### Material provided
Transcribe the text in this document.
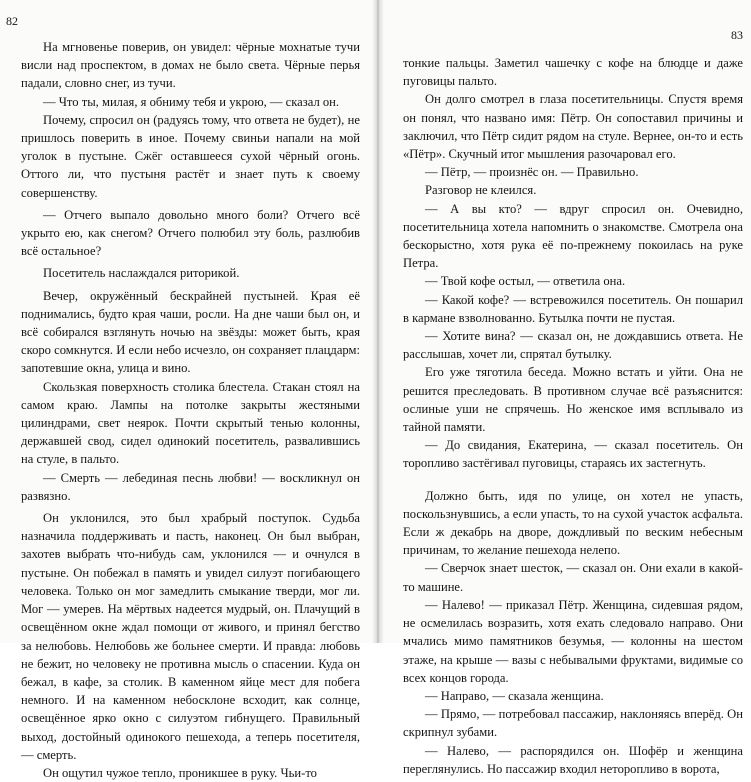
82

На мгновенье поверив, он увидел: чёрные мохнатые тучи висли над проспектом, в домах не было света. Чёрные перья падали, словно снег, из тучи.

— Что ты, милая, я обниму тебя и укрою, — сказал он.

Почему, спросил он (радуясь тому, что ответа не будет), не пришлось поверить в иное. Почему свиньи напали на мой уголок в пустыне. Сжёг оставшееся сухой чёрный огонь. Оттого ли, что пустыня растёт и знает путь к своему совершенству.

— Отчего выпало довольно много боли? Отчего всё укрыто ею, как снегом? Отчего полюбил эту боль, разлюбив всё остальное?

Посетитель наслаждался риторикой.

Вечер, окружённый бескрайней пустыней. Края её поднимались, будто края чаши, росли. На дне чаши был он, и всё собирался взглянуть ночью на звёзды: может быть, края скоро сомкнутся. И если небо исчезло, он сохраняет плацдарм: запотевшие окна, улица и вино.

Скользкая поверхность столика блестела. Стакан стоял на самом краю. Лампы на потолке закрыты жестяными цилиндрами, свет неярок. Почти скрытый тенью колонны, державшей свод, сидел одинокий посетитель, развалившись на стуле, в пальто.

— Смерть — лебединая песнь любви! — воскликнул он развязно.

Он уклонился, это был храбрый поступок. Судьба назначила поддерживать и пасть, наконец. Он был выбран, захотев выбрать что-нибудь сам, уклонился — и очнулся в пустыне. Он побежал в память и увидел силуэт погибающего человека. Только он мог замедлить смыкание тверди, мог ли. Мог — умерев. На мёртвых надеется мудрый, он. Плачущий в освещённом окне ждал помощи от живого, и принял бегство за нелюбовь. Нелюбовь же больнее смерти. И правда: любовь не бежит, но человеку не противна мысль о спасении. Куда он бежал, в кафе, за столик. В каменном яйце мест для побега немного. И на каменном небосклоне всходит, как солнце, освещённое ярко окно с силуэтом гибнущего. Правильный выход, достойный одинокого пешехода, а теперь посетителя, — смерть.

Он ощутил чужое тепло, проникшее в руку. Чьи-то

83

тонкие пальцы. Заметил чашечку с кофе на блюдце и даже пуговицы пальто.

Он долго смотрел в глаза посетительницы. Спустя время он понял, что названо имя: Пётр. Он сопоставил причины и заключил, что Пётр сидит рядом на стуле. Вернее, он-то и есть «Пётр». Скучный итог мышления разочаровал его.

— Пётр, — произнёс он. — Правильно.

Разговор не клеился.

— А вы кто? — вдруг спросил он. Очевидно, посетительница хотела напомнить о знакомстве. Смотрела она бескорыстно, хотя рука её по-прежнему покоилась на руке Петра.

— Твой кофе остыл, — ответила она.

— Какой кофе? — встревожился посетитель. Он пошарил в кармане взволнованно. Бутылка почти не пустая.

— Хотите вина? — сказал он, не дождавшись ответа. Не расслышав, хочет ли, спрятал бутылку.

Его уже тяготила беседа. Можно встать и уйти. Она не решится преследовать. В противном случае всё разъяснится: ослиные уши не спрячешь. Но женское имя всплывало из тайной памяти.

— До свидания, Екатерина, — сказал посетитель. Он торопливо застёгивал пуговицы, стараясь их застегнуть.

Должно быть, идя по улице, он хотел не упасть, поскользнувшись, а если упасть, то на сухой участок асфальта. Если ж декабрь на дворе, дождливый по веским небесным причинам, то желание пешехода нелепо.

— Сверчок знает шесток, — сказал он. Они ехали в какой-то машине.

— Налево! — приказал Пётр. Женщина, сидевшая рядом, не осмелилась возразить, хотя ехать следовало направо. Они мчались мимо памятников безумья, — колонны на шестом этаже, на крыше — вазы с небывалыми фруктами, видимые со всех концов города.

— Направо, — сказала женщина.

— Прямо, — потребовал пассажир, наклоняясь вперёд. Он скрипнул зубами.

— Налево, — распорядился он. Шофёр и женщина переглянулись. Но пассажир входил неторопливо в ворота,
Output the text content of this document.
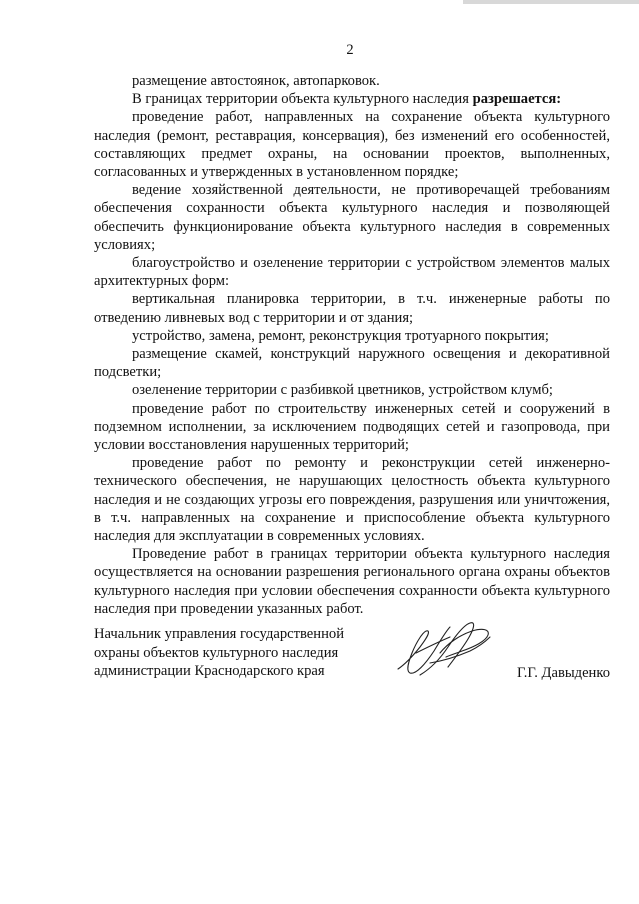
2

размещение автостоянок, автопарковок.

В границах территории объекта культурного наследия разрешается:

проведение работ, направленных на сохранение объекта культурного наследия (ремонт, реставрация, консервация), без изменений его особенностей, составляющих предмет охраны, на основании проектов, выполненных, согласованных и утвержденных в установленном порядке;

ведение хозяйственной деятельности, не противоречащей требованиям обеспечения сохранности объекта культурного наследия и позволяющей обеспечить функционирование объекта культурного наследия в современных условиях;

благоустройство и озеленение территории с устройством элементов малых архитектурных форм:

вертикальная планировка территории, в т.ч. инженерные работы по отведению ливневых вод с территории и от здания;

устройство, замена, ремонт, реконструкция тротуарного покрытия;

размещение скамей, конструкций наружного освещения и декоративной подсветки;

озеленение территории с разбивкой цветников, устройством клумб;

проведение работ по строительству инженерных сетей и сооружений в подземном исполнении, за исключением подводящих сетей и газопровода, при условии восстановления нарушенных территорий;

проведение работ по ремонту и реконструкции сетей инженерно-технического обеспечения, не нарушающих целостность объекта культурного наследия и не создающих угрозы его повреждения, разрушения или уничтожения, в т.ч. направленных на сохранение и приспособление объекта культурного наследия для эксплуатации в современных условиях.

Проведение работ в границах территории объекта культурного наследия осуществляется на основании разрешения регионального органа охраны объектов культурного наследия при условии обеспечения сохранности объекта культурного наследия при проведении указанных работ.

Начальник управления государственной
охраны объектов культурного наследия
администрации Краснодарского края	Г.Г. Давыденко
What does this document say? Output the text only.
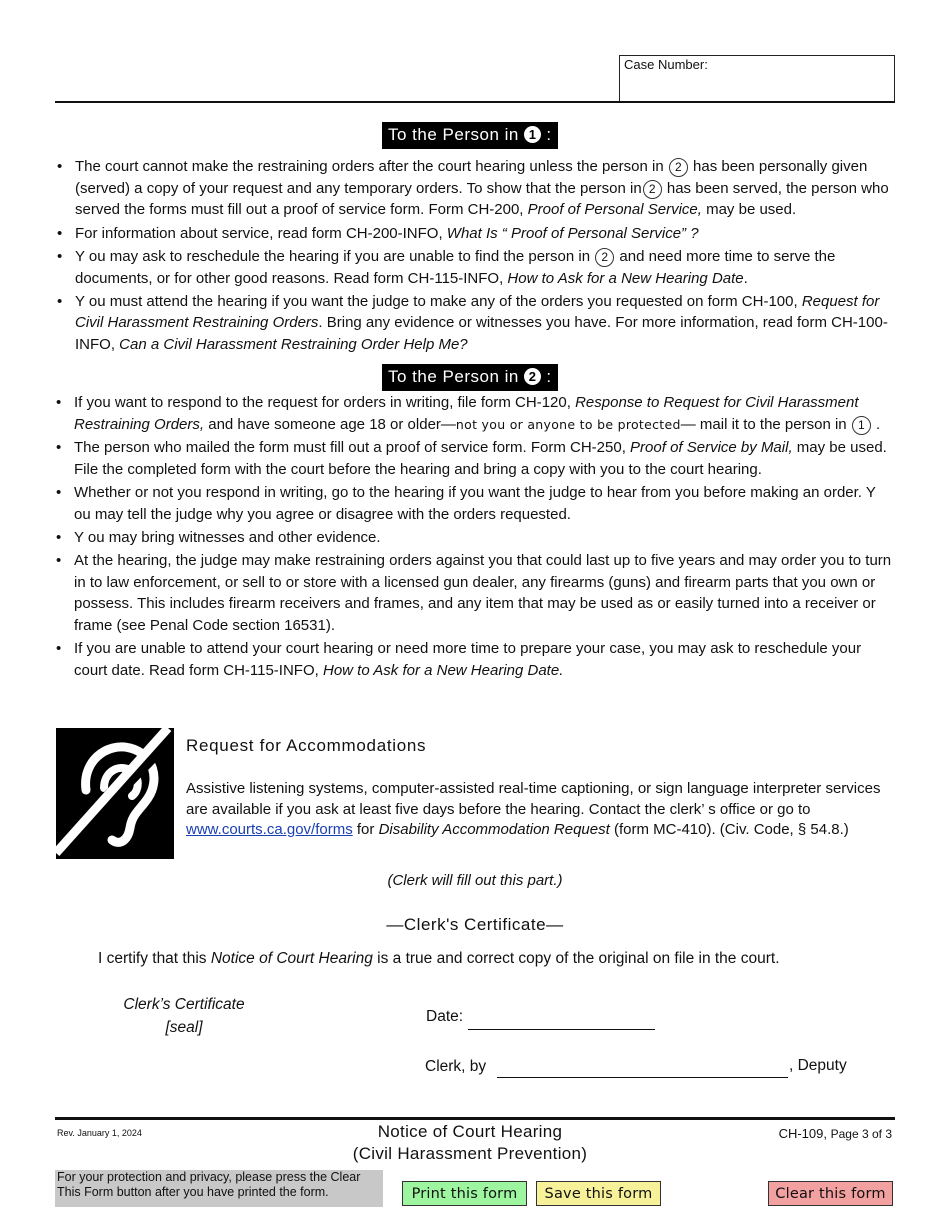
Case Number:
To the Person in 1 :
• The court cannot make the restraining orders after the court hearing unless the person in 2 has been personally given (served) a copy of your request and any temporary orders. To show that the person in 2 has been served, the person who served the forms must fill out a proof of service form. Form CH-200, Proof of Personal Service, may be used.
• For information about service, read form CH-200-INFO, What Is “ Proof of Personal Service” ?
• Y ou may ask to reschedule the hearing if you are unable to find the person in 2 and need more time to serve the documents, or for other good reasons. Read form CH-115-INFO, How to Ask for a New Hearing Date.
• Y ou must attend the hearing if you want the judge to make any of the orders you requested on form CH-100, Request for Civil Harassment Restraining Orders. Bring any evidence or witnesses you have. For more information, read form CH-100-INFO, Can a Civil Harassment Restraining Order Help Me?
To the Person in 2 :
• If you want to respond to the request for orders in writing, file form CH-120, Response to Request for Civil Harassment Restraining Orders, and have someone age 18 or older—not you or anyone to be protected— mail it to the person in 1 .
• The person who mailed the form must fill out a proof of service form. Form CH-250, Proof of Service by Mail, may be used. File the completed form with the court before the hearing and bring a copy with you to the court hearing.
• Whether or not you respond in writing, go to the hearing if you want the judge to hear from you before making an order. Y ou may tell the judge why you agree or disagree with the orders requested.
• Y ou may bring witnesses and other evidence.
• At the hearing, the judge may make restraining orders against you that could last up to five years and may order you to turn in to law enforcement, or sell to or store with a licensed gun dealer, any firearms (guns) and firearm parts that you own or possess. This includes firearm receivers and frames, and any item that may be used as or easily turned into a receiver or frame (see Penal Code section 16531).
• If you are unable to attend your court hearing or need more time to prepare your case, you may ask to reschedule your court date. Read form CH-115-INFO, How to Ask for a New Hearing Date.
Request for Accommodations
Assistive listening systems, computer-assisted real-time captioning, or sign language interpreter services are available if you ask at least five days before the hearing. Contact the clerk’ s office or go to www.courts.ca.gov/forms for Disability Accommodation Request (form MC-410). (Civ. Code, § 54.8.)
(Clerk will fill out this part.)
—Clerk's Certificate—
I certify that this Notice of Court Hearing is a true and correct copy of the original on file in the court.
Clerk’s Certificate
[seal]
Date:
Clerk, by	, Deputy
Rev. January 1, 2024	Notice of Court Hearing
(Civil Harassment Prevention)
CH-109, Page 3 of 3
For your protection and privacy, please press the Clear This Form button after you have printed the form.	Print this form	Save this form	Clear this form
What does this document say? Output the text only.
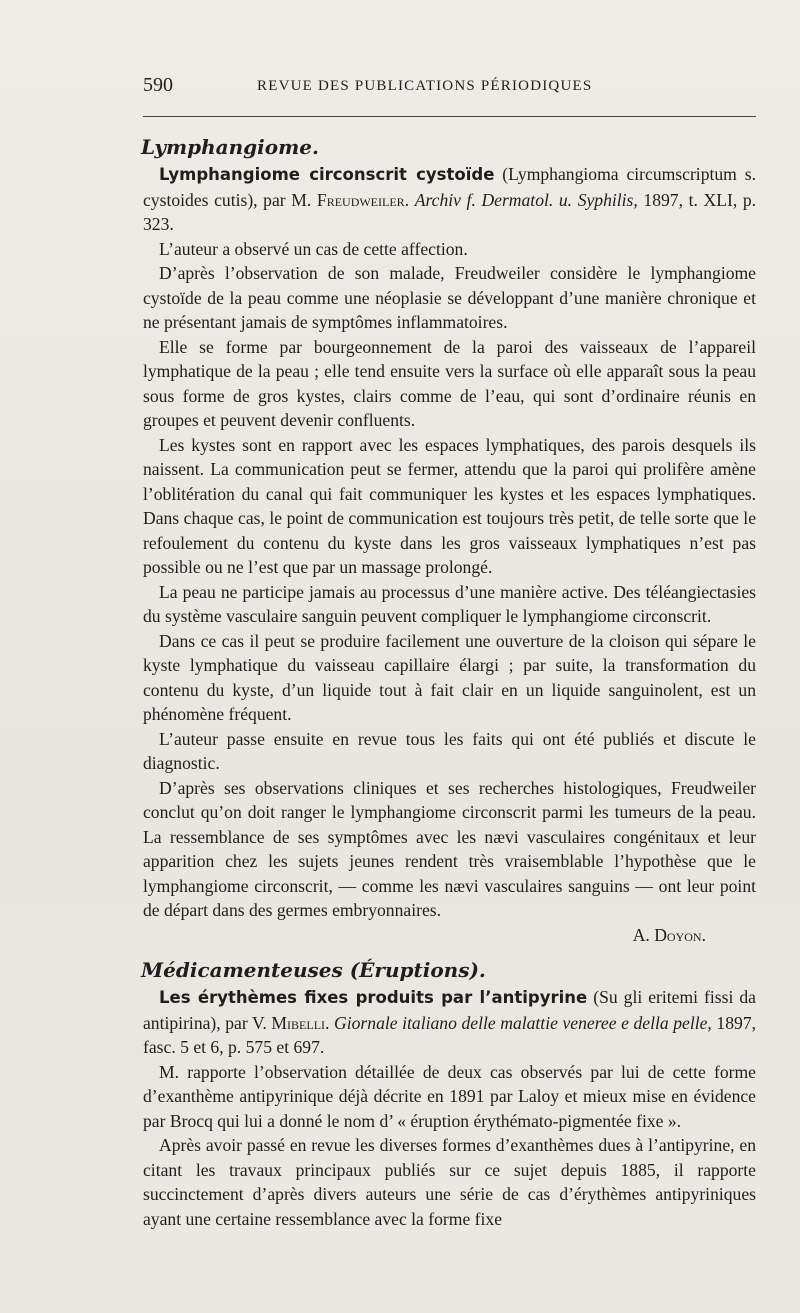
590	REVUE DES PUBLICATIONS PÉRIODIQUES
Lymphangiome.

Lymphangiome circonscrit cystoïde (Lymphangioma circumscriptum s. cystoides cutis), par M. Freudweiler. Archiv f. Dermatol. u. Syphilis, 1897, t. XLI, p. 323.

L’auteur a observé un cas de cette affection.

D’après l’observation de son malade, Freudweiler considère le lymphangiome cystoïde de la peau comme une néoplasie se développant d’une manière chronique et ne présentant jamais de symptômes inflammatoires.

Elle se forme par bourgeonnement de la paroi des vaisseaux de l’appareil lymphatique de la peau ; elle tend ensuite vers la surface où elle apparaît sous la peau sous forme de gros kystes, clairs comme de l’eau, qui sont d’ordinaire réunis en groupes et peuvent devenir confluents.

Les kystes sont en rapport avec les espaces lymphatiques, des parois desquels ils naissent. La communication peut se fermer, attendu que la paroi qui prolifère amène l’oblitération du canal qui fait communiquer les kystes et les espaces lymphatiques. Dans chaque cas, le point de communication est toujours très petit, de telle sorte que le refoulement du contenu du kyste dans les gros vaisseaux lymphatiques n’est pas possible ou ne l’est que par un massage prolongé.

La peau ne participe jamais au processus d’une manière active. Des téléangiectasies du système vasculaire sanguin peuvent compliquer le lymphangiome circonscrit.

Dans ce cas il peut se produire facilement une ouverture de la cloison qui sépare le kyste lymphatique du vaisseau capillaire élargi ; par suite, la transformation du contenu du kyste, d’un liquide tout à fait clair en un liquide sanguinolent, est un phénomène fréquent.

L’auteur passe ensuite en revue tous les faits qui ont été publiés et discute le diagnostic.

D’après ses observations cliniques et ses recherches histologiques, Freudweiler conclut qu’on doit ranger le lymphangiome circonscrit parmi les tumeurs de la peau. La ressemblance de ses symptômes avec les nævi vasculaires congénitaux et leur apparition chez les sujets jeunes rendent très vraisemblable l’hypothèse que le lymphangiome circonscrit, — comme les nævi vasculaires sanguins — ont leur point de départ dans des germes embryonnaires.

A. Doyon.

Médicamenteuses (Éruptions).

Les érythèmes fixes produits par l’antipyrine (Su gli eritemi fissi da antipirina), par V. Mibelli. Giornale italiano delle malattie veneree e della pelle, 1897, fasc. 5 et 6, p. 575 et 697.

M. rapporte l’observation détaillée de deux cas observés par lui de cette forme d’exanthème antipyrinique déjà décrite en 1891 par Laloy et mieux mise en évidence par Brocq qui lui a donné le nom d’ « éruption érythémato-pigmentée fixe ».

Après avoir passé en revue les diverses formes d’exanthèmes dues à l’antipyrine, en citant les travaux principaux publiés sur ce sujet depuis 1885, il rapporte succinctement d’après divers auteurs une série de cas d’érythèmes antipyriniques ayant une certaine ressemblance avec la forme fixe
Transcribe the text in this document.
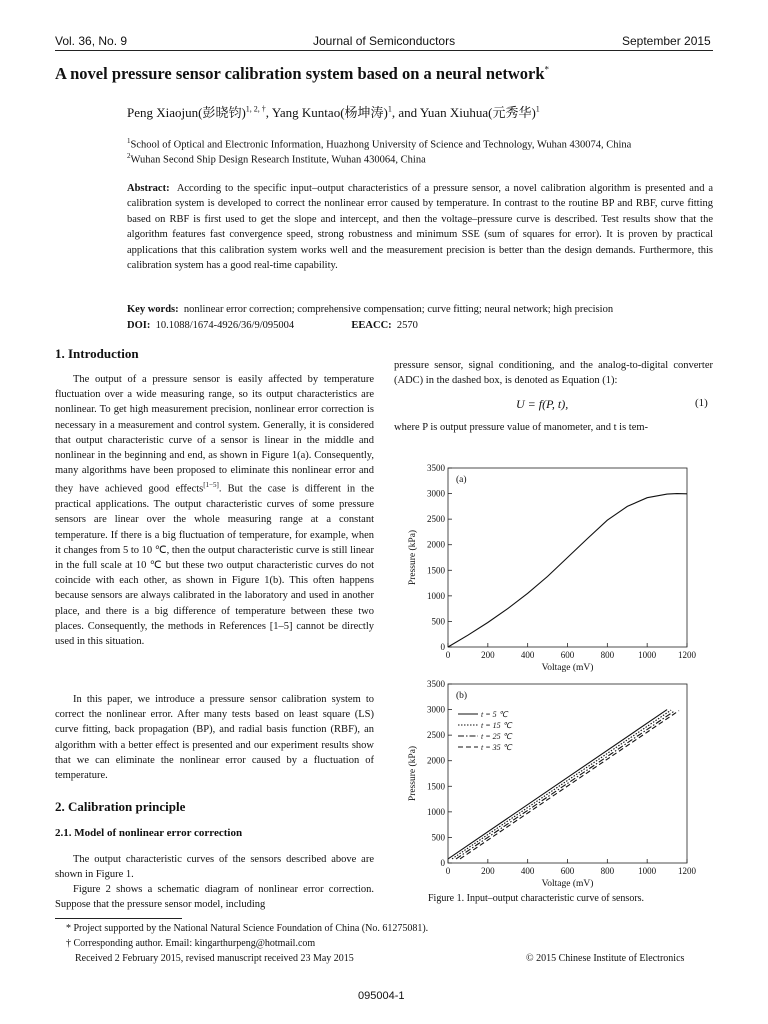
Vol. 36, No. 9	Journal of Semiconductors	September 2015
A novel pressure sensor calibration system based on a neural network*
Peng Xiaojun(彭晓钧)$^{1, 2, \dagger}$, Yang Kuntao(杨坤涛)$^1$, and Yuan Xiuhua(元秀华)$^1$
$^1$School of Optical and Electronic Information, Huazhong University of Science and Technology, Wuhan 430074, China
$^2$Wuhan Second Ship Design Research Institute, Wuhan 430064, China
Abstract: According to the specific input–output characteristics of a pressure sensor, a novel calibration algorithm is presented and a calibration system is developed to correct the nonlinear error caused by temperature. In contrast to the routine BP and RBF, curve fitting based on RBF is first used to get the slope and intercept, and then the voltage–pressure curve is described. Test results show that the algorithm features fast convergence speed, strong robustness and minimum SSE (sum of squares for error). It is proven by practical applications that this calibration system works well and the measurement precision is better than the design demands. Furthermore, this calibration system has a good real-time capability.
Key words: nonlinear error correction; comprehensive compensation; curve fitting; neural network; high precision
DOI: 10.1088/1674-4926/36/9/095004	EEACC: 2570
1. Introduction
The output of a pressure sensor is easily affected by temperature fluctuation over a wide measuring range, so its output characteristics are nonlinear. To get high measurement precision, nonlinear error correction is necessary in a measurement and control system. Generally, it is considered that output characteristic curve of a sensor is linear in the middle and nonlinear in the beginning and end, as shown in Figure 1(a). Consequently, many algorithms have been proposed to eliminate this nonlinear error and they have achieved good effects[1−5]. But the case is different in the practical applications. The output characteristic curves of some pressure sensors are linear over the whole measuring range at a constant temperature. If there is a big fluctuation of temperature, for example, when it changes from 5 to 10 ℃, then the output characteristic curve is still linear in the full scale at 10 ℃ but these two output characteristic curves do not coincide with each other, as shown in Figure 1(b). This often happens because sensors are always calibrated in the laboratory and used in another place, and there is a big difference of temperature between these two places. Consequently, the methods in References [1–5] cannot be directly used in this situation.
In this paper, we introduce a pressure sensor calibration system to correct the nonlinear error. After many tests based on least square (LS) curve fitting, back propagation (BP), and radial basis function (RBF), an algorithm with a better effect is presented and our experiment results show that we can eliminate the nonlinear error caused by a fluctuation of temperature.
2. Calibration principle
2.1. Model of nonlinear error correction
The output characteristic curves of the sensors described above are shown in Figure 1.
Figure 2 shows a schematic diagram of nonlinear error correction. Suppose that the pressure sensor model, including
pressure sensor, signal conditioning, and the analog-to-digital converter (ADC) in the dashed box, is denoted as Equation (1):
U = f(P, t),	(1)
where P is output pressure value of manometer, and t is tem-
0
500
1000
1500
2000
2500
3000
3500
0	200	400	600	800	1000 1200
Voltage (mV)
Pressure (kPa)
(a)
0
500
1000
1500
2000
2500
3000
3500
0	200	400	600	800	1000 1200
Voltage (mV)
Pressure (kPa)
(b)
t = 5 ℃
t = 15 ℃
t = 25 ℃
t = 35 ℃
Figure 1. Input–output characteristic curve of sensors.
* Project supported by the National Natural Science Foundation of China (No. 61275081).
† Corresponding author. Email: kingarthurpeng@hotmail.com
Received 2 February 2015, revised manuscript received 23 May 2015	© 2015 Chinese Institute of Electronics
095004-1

### Task instructions
Gather every line from the entries above where the word "сохранности" appears, and copy them.

### The completed task
ведение хозяйственной деятельности, не противоречащей требованиям обеспечения сохранности объекта культурного наследия и позволяющей обеспечить функционирование объекта культурного наследия в современных условиях;
Проведение работ в границах территории объекта культурного наследия осуществляется на основании разрешения регионального органа охраны объектов культурного наследия при условии обеспечения сохранности объекта культурного наследия при проведении указанных работ.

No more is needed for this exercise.